>> START Entries provided
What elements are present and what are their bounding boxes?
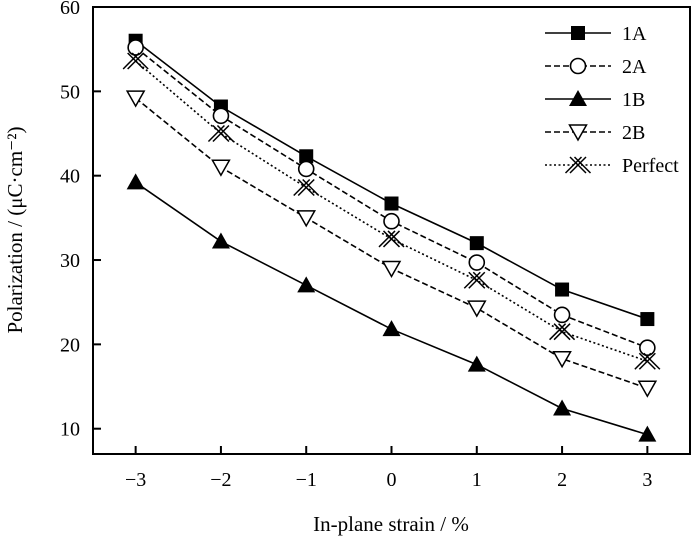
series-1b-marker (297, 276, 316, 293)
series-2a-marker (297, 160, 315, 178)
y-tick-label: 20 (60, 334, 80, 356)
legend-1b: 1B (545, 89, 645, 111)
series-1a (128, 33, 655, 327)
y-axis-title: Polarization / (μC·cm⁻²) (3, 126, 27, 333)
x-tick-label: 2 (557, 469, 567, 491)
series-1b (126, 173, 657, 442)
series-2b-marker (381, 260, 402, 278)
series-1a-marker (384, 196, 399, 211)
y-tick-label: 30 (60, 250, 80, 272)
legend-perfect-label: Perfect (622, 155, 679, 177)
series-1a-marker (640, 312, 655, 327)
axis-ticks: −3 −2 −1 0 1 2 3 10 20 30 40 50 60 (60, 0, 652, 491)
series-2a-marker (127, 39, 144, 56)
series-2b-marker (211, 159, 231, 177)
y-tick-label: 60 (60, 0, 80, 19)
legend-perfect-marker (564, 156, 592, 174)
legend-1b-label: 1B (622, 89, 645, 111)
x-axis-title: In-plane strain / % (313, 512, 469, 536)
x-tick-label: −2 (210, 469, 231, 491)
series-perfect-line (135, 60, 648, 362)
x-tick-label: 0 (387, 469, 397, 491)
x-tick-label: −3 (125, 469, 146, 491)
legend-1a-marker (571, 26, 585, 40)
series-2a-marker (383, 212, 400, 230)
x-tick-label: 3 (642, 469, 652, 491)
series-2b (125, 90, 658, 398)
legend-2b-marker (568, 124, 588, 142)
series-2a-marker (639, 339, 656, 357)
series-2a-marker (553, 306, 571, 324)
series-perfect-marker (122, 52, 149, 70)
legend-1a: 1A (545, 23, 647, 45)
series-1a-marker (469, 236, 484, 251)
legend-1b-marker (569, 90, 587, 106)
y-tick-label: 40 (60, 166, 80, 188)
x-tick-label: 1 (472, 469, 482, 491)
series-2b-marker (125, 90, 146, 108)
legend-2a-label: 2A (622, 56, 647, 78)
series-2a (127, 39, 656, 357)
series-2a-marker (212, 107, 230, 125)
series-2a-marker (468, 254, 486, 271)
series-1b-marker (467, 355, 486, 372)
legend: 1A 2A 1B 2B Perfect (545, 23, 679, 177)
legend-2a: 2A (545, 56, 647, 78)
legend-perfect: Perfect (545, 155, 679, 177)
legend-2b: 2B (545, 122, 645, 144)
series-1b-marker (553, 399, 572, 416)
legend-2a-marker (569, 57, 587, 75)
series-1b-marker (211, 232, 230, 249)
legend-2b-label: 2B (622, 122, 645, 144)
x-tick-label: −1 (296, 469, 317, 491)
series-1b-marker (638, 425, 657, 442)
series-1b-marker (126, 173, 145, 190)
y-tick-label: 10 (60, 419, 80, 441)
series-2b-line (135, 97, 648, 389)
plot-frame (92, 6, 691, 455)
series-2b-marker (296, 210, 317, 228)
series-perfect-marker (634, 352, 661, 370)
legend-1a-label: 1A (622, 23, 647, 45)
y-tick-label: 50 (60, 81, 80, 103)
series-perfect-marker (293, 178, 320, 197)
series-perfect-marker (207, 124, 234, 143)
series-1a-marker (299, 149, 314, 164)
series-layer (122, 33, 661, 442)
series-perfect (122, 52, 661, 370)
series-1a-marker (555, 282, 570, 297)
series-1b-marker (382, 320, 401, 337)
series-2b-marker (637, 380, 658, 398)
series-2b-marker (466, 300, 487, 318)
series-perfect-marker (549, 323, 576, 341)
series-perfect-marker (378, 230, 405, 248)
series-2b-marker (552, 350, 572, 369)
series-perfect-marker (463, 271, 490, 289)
>> END Entries provided
Copy the item above word for word, leaving out the picture.

What elements are present and what are their bounding boxes?
series-1b-marker (297, 276, 316, 293)
series-2a-marker (297, 160, 315, 178)
y-tick-label: 20 (60, 334, 80, 356)
legend-1b: 1B (545, 89, 645, 111)
series-1a (128, 33, 655, 327)
y-axis-title: Polarization / (μC·cm⁻²) (3, 126, 27, 333)
x-tick-label: 2 (557, 469, 567, 491)
series-1b (126, 173, 657, 442)
series-2b-marker (381, 260, 402, 278)
series-1a-marker (384, 196, 399, 211)
y-tick-label: 30 (60, 250, 80, 272)
legend-perfect-label: Perfect (622, 155, 679, 177)
series-1a-marker (640, 312, 655, 327)
axis-ticks: −3 −2 −1 0 1 2 3 10 20 30 40 50 60 (60, 0, 652, 491)
series-2a-marker (127, 39, 144, 56)
series-2b-marker (211, 159, 231, 177)
y-tick-label: 60 (60, 0, 80, 19)
legend-perfect-marker (564, 156, 592, 174)
legend-1b-label: 1B (622, 89, 645, 111)
x-axis-title: In-plane strain / % (313, 512, 469, 536)
x-tick-label: −2 (210, 469, 231, 491)
series-perfect-line (135, 60, 648, 362)
x-tick-label: 0 (387, 469, 397, 491)
x-tick-label: −3 (125, 469, 146, 491)
legend-1a-marker (571, 26, 585, 40)
series-2a-marker (383, 212, 400, 230)
x-tick-label: 3 (642, 469, 652, 491)
series-2b (125, 90, 658, 398)
legend-2b-marker (568, 124, 588, 142)
series-2a-marker (639, 339, 656, 357)
series-2a-marker (553, 306, 571, 324)
series-perfect-marker (122, 52, 149, 70)
legend-1a: 1A (545, 23, 647, 45)
series-1a-marker (469, 236, 484, 251)
legend-1b-marker (569, 90, 587, 106)
y-tick-label: 40 (60, 166, 80, 188)
x-tick-label: 1 (472, 469, 482, 491)
series-2b-marker (125, 90, 146, 108)
legend-2a-label: 2A (622, 56, 647, 78)
series-2a (127, 39, 656, 357)
series-2a-marker (212, 107, 230, 125)
series-2a-marker (468, 254, 486, 271)
series-1b-marker (467, 355, 486, 372)
legend: 1A 2A 1B 2B Perfect (545, 23, 679, 177)
legend-2a: 2A (545, 56, 647, 78)
legend-perfect: Perfect (545, 155, 679, 177)
legend-2b: 2B (545, 122, 645, 144)
series-1b-marker (553, 399, 572, 416)
legend-2a-marker (569, 57, 587, 75)
series-1b-marker (211, 232, 230, 249)
legend-2b-label: 2B (622, 122, 645, 144)
x-tick-label: −1 (296, 469, 317, 491)
series-1b-marker (638, 425, 657, 442)
series-1b-marker (126, 173, 145, 190)
y-tick-label: 10 (60, 419, 80, 441)
series-2b-line (135, 97, 648, 389)
plot-frame (92, 6, 691, 455)
series-2b-marker (296, 210, 317, 228)
series-perfect-marker (634, 352, 661, 370)
legend-1a-label: 1A (622, 23, 647, 45)
y-tick-label: 50 (60, 81, 80, 103)
series-perfect-marker (293, 178, 320, 197)
series-perfect-marker (207, 124, 234, 143)
series-1a-marker (299, 149, 314, 164)
series-layer (122, 33, 661, 442)
series-perfect (122, 52, 661, 370)
series-1a-marker (555, 282, 570, 297)
series-1b-marker (382, 320, 401, 337)
series-2b-marker (637, 380, 658, 398)
series-2b-marker (466, 300, 487, 318)
series-perfect-marker (549, 323, 576, 341)
series-perfect-marker (378, 230, 405, 248)
series-2b-marker (552, 350, 572, 369)
series-perfect-marker (463, 271, 490, 289)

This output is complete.